Figure record listings:
━━━

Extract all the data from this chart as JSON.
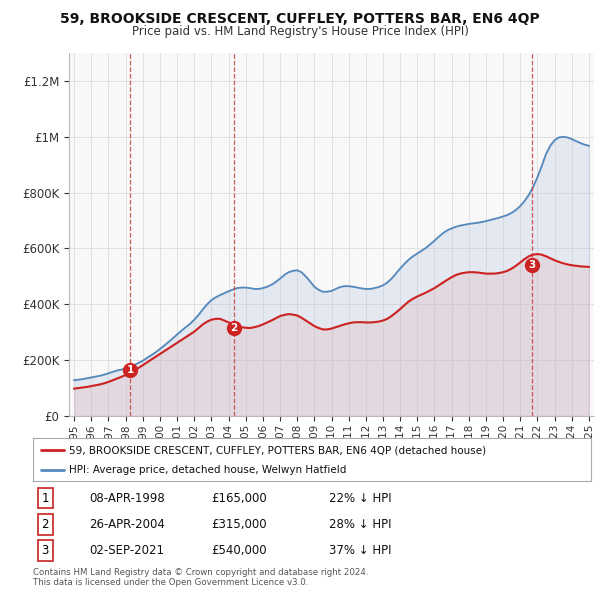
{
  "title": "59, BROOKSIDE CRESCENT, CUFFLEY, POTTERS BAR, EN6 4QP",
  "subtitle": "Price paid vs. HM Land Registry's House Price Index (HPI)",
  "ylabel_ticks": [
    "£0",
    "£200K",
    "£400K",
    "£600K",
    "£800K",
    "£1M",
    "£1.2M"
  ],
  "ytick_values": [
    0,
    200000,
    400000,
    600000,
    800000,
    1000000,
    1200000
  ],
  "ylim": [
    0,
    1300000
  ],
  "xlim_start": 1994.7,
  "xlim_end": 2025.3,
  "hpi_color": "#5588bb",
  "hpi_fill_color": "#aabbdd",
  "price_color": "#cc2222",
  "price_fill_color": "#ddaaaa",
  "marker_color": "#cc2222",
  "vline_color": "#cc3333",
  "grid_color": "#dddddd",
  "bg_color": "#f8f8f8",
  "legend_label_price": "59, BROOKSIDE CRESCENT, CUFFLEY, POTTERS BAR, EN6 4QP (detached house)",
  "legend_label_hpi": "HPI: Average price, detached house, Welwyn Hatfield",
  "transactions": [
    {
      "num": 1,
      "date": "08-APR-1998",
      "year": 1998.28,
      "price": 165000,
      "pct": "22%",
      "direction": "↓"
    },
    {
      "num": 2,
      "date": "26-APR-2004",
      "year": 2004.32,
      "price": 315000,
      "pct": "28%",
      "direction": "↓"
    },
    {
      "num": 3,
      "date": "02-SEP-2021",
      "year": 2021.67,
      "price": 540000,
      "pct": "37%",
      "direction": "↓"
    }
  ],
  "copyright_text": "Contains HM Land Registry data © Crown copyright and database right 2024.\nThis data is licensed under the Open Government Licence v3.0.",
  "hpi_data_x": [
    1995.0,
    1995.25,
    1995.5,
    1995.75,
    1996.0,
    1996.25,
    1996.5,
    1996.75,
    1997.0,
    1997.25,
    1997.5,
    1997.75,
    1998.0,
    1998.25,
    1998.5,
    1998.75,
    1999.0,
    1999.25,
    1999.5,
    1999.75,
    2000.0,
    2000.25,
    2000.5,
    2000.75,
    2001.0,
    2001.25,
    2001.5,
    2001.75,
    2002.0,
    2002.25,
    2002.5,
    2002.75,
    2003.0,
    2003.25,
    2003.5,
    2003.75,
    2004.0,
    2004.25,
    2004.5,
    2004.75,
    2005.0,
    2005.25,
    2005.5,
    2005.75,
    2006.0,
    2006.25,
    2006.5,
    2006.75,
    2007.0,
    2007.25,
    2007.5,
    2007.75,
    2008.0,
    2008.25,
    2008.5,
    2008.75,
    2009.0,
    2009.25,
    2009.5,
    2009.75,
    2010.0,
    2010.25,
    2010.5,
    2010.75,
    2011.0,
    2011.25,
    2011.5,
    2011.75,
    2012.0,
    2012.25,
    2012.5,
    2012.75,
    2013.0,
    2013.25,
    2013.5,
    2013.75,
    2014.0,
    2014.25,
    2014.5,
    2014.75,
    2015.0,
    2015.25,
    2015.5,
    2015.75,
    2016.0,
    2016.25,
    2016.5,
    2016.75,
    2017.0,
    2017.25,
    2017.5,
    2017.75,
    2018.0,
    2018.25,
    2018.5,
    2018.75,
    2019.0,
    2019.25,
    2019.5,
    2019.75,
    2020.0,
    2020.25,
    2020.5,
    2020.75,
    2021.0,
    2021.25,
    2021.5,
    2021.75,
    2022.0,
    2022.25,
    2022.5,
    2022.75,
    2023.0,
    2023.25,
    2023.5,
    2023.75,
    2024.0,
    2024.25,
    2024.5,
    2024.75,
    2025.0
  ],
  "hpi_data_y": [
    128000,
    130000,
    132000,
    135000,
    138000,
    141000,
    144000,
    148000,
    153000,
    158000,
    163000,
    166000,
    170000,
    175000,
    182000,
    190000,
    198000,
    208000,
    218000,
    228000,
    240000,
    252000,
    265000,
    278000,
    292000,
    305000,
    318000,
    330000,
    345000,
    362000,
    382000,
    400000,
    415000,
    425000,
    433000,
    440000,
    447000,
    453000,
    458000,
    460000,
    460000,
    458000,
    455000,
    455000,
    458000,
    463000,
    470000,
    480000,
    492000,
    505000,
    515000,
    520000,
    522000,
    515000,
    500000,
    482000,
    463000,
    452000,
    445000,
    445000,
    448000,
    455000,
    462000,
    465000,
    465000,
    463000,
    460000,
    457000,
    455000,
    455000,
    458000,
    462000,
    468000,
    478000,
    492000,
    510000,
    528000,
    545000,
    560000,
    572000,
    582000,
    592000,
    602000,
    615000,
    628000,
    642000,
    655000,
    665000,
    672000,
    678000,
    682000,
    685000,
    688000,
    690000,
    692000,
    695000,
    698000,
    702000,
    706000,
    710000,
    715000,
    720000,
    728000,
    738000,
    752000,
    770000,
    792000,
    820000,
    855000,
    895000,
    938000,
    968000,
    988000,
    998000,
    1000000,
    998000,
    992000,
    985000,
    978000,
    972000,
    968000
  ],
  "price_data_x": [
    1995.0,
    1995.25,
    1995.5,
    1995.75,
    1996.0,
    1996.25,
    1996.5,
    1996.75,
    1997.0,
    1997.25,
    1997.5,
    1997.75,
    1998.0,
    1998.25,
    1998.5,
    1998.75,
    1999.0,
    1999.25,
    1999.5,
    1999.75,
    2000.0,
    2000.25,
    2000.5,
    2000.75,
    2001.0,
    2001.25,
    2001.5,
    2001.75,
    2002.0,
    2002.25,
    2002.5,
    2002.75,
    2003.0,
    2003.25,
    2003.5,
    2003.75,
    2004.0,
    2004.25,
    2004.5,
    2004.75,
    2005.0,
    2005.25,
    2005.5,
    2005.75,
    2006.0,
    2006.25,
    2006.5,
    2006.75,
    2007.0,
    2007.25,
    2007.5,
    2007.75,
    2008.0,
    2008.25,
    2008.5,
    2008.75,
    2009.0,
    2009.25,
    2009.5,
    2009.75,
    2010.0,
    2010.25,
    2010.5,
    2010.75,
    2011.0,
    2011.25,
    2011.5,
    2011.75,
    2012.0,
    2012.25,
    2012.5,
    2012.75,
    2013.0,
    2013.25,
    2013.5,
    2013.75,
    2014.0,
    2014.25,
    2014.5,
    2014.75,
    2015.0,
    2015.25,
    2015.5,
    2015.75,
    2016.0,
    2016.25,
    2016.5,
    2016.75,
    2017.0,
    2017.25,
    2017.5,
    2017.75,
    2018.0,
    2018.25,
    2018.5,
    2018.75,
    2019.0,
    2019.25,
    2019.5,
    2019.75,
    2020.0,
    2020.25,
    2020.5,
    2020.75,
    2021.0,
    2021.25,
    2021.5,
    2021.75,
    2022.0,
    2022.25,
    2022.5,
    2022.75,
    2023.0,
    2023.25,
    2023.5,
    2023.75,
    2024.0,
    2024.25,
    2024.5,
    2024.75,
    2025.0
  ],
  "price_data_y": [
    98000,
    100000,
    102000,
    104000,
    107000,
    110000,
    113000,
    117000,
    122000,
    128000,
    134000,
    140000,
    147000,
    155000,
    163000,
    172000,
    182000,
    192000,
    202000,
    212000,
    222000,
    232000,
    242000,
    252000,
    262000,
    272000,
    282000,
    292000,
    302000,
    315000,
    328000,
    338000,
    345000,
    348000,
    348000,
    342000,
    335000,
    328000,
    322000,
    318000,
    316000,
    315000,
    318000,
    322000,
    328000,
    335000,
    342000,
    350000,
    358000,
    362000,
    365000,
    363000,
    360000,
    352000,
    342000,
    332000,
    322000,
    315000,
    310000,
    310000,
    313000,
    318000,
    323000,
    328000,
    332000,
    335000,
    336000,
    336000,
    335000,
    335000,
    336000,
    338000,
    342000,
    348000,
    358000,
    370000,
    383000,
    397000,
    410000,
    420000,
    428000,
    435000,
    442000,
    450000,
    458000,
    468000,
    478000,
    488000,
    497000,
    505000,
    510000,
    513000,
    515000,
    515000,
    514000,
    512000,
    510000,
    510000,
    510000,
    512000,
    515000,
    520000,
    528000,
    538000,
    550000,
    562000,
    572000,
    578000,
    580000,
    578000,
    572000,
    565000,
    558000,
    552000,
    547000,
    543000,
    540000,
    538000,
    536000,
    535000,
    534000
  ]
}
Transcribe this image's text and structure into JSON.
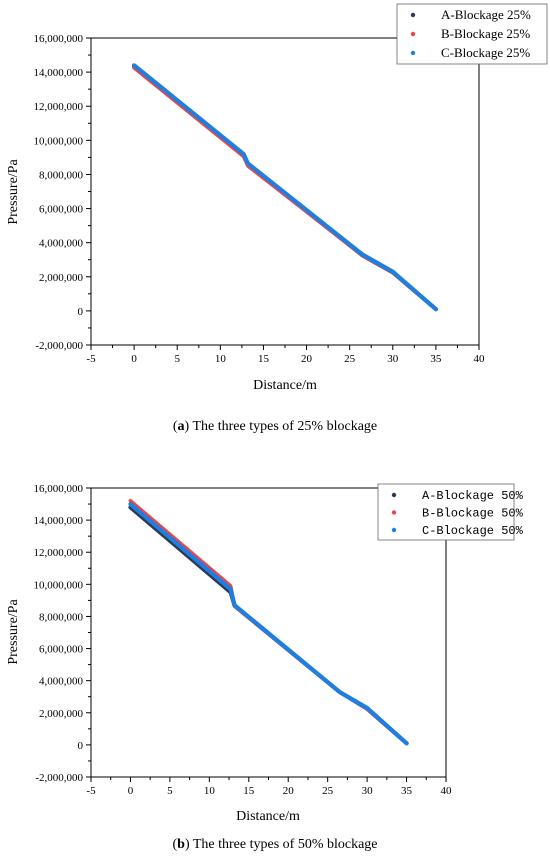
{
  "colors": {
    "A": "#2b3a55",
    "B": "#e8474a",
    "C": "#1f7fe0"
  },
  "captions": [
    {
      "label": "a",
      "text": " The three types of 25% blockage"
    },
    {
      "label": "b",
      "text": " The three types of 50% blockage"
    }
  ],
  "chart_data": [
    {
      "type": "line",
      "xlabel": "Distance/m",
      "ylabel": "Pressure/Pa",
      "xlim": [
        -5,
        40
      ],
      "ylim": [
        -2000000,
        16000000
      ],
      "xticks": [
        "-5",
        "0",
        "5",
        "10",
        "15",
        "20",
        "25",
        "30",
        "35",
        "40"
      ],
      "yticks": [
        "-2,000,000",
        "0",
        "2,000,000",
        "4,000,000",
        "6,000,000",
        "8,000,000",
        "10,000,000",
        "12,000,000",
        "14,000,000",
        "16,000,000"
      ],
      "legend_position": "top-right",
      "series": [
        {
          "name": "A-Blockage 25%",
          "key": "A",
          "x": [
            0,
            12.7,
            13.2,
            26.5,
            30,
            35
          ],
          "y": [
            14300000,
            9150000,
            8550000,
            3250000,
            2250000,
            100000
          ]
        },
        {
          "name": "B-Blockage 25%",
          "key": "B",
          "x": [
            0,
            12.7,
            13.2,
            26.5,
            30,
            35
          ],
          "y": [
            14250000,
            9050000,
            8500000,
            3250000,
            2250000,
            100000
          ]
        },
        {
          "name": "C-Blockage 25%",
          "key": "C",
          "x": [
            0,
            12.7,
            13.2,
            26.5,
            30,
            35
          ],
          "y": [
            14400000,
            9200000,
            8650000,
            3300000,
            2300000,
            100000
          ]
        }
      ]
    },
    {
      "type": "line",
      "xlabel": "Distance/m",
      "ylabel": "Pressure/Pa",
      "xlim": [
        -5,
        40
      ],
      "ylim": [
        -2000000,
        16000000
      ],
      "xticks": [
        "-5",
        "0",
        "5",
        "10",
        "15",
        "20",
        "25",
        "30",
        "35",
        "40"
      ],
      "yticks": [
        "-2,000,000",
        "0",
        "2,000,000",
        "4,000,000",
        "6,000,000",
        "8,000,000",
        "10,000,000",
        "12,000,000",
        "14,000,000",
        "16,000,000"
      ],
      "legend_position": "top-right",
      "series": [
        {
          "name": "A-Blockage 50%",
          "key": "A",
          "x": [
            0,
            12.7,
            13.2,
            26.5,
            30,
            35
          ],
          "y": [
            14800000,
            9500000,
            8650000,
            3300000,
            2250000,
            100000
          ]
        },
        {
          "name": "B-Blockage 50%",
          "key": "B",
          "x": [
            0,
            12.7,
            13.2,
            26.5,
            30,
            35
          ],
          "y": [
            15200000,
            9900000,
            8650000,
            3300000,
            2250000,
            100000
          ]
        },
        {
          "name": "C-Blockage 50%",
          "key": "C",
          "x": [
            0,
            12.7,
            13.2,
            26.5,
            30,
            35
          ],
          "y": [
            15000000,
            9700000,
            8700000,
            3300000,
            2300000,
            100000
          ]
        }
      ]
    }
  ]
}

━━━

» WRITTEN REQUEST
Check each line of the records for the string "CRESCENT" and state how many lines contain it. Give only the number.

» EXERCISE SOLUTION
2